JOB: All entries are to be given again verbatim.

[Data items]
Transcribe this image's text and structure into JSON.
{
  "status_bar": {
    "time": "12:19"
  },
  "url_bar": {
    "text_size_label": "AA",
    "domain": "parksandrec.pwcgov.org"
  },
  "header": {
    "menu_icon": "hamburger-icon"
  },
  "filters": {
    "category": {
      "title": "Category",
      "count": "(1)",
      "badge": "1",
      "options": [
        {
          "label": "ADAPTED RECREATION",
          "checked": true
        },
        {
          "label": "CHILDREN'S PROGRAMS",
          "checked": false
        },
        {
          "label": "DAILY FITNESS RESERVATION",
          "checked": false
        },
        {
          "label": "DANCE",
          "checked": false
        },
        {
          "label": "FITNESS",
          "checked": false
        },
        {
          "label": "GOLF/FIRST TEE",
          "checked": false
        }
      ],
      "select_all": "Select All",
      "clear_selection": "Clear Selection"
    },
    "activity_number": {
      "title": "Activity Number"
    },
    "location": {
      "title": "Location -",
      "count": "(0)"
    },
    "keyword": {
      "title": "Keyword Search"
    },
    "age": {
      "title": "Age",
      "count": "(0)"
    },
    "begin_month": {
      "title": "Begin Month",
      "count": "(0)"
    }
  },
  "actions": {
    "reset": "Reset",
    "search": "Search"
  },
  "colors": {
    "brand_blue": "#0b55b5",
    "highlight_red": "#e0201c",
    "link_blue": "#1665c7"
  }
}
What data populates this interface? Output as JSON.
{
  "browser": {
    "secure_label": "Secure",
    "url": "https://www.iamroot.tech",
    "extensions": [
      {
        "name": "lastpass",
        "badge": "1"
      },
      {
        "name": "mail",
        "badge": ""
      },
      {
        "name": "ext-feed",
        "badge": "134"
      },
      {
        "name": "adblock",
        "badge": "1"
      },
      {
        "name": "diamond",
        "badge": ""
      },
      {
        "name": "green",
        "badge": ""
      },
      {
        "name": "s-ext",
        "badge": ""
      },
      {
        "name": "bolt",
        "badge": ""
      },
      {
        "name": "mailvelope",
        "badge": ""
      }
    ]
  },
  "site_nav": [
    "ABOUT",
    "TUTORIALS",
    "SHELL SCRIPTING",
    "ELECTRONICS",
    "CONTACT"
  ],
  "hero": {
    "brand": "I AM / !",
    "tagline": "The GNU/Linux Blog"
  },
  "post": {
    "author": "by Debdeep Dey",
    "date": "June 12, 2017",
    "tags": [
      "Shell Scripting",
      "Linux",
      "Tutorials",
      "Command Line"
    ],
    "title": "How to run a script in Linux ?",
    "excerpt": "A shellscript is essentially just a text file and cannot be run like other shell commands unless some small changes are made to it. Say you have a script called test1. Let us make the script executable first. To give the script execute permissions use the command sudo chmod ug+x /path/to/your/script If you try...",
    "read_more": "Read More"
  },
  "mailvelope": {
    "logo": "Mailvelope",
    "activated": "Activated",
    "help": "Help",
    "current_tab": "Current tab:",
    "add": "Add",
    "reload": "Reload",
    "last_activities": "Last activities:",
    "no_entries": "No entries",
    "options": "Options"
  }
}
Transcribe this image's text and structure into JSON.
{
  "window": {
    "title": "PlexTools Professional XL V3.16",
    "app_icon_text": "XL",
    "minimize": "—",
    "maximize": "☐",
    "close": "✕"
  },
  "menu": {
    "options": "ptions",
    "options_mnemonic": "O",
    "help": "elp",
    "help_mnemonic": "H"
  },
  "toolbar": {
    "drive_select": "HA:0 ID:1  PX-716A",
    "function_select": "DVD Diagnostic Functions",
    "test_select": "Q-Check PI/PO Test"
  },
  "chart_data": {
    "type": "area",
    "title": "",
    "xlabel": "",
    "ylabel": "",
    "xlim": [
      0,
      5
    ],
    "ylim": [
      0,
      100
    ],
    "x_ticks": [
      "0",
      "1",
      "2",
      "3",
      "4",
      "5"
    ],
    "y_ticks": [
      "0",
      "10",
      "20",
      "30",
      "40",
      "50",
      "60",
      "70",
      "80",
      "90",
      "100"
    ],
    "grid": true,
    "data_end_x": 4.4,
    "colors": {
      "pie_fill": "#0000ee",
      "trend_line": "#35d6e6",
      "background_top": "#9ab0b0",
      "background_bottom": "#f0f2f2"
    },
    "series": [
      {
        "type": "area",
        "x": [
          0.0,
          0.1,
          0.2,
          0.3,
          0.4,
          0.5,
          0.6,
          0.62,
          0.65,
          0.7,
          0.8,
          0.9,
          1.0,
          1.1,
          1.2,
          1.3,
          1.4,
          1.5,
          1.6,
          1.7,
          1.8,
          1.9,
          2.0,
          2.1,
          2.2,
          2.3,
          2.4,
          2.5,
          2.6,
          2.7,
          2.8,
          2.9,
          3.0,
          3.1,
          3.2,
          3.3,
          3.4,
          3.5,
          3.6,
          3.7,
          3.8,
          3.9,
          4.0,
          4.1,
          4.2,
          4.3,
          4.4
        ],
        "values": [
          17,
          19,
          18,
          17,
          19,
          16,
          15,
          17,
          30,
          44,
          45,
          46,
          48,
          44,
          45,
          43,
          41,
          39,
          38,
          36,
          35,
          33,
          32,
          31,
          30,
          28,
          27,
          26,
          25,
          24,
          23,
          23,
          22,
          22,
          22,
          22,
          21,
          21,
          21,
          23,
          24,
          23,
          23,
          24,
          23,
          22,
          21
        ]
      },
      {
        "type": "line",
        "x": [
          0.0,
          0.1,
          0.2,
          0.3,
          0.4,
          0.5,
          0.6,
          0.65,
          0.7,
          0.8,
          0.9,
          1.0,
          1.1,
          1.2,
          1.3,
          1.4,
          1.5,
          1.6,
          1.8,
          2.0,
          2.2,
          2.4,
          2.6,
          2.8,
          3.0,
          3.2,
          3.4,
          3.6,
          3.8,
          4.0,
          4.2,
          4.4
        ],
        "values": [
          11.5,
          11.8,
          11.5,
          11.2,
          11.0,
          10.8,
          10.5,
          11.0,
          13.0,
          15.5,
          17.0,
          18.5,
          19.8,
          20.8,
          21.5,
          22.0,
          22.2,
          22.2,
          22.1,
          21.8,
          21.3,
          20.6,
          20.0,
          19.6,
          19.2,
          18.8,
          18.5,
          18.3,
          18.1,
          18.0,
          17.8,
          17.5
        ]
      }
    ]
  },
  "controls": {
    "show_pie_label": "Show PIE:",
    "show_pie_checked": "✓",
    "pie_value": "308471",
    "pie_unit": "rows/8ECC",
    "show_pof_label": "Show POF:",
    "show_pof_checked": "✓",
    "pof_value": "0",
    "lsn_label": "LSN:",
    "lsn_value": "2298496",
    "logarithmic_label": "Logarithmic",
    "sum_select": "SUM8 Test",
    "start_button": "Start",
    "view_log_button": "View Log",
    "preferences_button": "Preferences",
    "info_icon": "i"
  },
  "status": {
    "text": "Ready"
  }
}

EXERCISE RESPONSE:
Transcribe this image's text and structure into JSON.
{
  "status_bar": {
    "time": "12:19"
  },
  "url_bar": {
    "text_size_label": "AA",
    "domain": "parksandrec.pwcgov.org"
  },
  "header": {
    "menu_icon": "hamburger-icon"
  },
  "filters": {
    "category": {
      "title": "Category",
      "count": "(1)",
      "badge": "1",
      "options": [
        {
          "label": "ADAPTED RECREATION",
          "checked": true
        },
        {
          "label": "CHILDREN'S PROGRAMS",
          "checked": false
        },
        {
          "label": "DAILY FITNESS RESERVATION",
          "checked": false
        },
        {
          "label": "DANCE",
          "checked": false
        },
        {
          "label": "FITNESS",
          "checked": false
        },
        {
          "label": "GOLF/FIRST TEE",
          "checked": false
        }
      ],
      "select_all": "Select All",
      "clear_selection": "Clear Selection"
    },
    "activity_number": {
      "title": "Activity Number"
    },
    "location": {
      "title": "Location -",
      "count": "(0)"
    },
    "keyword": {
      "title": "Keyword Search"
    },
    "age": {
      "title": "Age",
      "count": "(0)"
    },
    "begin_month": {
      "title": "Begin Month",
      "count": "(0)"
    }
  },
  "actions": {
    "reset": "Reset",
    "search": "Search"
  },
  "colors": {
    "brand_blue": "#0b55b5",
    "highlight_red": "#e0201c",
    "link_blue": "#1665c7"
  }
}
What data populates this interface? Output as JSON.
{
  "browser": {
    "secure_label": "Secure",
    "url": "https://www.iamroot.tech",
    "extensions": [
      {
        "name": "lastpass",
        "badge": "1"
      },
      {
        "name": "mail",
        "badge": ""
      },
      {
        "name": "ext-feed",
        "badge": "134"
      },
      {
        "name": "adblock",
        "badge": "1"
      },
      {
        "name": "diamond",
        "badge": ""
      },
      {
        "name": "green",
        "badge": ""
      },
      {
        "name": "s-ext",
        "badge": ""
      },
      {
        "name": "bolt",
        "badge": ""
      },
      {
        "name": "mailvelope",
        "badge": ""
      }
    ]
  },
  "site_nav": [
    "ABOUT",
    "TUTORIALS",
    "SHELL SCRIPTING",
    "ELECTRONICS",
    "CONTACT"
  ],
  "hero": {
    "brand": "I AM / !",
    "tagline": "The GNU/Linux Blog"
  },
  "post": {
    "author": "by Debdeep Dey",
    "date": "June 12, 2017",
    "tags": [
      "Shell Scripting",
      "Linux",
      "Tutorials",
      "Command Line"
    ],
    "title": "How to run a script in Linux ?",
    "excerpt": "A shellscript is essentially just a text file and cannot be run like other shell commands unless some small changes are made to it. Say you have a script called test1. Let us make the script executable first. To give the script execute permissions use the command sudo chmod ug+x /path/to/your/script If you try...",
    "read_more": "Read More"
  },
  "mailvelope": {
    "logo": "Mailvelope",
    "activated": "Activated",
    "help": "Help",
    "current_tab": "Current tab:",
    "add": "Add",
    "reload": "Reload",
    "last_activities": "Last activities:",
    "no_entries": "No entries",
    "options": "Options"
  }
}
Transcribe this image's text and structure into JSON.
{
  "window": {
    "title": "PlexTools Professional XL V3.16",
    "app_icon_text": "XL",
    "minimize": "—",
    "maximize": "☐",
    "close": "✕"
  },
  "menu": {
    "options": "ptions",
    "options_mnemonic": "O",
    "help": "elp",
    "help_mnemonic": "H"
  },
  "toolbar": {
    "drive_select": "HA:0 ID:1  PX-716A",
    "function_select": "DVD Diagnostic Functions",
    "test_select": "Q-Check PI/PO Test"
  },
  "chart_data": {
    "type": "area",
    "title": "",
    "xlabel": "",
    "ylabel": "",
    "xlim": [
      0,
      5
    ],
    "ylim": [
      0,
      100
    ],
    "x_ticks": [
      "0",
      "1",
      "2",
      "3",
      "4",
      "5"
    ],
    "y_ticks": [
      "0",
      "10",
      "20",
      "30",
      "40",
      "50",
      "60",
      "70",
      "80",
      "90",
      "100"
    ],
    "grid": true,
    "data_end_x": 4.4,
    "colors": {
      "pie_fill": "#0000ee",
      "trend_line": "#35d6e6",
      "background_top": "#9ab0b0",
      "background_bottom": "#f0f2f2"
    },
    "series": [
      {
        "type": "area",
        "x": [
          0.0,
          0.1,
          0.2,
          0.3,
          0.4,
          0.5,
          0.6,
          0.62,
          0.65,
          0.7,
          0.8,
          0.9,
          1.0,
          1.1,
          1.2,
          1.3,
          1.4,
          1.5,
          1.6,
          1.7,
          1.8,
          1.9,
          2.0,
          2.1,
          2.2,
          2.3,
          2.4,
          2.5,
          2.6,
          2.7,
          2.8,
          2.9,
          3.0,
          3.1,
          3.2,
          3.3,
          3.4,
          3.5,
          3.6,
          3.7,
          3.8,
          3.9,
          4.0,
          4.1,
          4.2,
          4.3,
          4.4
        ],
        "values": [
          17,
          19,
          18,
          17,
          19,
          16,
          15,
          17,
          30,
          44,
          45,
          46,
          48,
          44,
          45,
          43,
          41,
          39,
          38,
          36,
          35,
          33,
          32,
          31,
          30,
          28,
          27,
          26,
          25,
          24,
          23,
          23,
          22,
          22,
          22,
          22,
          21,
          21,
          21,
          23,
          24,
          23,
          23,
          24,
          23,
          22,
          21
        ]
      },
      {
        "type": "line",
        "x": [
          0.0,
          0.1,
          0.2,
          0.3,
          0.4,
          0.5,
          0.6,
          0.65,
          0.7,
          0.8,
          0.9,
          1.0,
          1.1,
          1.2,
          1.3,
          1.4,
          1.5,
          1.6,
          1.8,
          2.0,
          2.2,
          2.4,
          2.6,
          2.8,
          3.0,
          3.2,
          3.4,
          3.6,
          3.8,
          4.0,
          4.2,
          4.4
        ],
        "values": [
          11.5,
          11.8,
          11.5,
          11.2,
          11.0,
          10.8,
          10.5,
          11.0,
          13.0,
          15.5,
          17.0,
          18.5,
          19.8,
          20.8,
          21.5,
          22.0,
          22.2,
          22.2,
          22.1,
          21.8,
          21.3,
          20.6,
          20.0,
          19.6,
          19.2,
          18.8,
          18.5,
          18.3,
          18.1,
          18.0,
          17.8,
          17.5
        ]
      }
    ]
  },
  "controls": {
    "show_pie_label": "Show PIE:",
    "show_pie_checked": "✓",
    "pie_value": "308471",
    "pie_unit": "rows/8ECC",
    "show_pof_label": "Show POF:",
    "show_pof_checked": "✓",
    "pof_value": "0",
    "lsn_label": "LSN:",
    "lsn_value": "2298496",
    "logarithmic_label": "Logarithmic",
    "sum_select": "SUM8 Test",
    "start_button": "Start",
    "view_log_button": "View Log",
    "preferences_button": "Preferences",
    "info_icon": "i"
  },
  "status": {
    "text": "Ready"
  }
}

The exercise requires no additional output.